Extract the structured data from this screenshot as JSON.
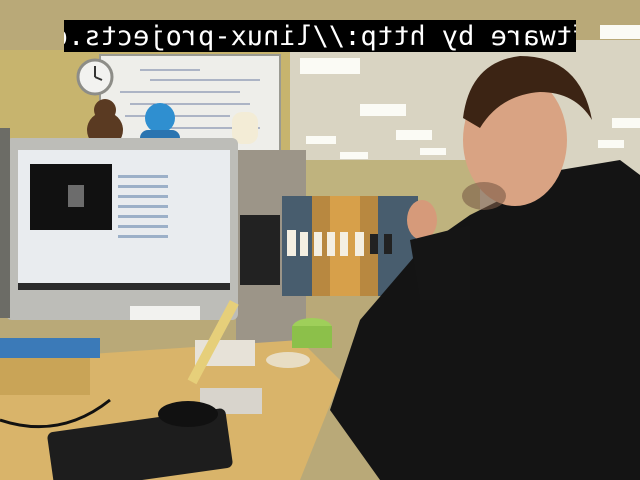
{
  "overlay": {
    "watermark_text": "software by http://linux-projects.org",
    "mirrored": true
  },
  "scene": {
    "monitor_screen_color": "#e9ecef",
    "wall_color": "#c9b98a",
    "person_jacket_color": "#141414",
    "desk_color": "#d9b46a"
  }
}
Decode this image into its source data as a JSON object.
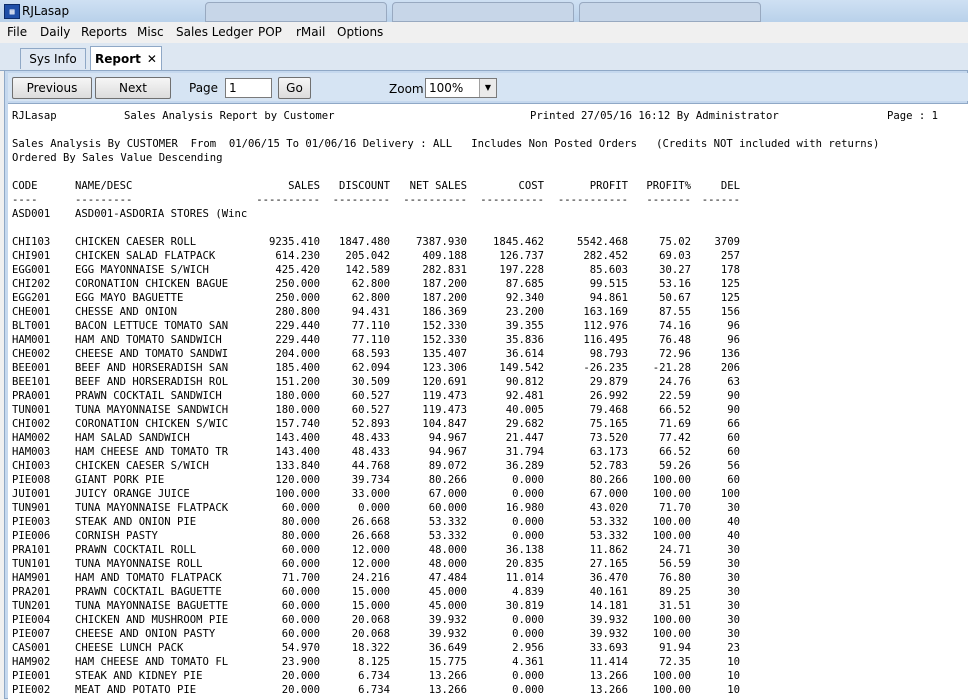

- **TASK DETAILS**:
Transcribe the complete set of entries verbatim. No pictures belong in the copy.

- **WRITTEN SOLUTION**:
Extract the structured data from this screenshot as JSON.
{
  "overlay": {
    "watermark_text": "software by http://linux-projects.org",
    "mirrored": true
  },
  "scene": {
    "monitor_screen_color": "#e9ecef",
    "wall_color": "#c9b98a",
    "person_jacket_color": "#141414",
    "desk_color": "#d9b46a"
  }
}
Decode this image into its source data as a JSON object.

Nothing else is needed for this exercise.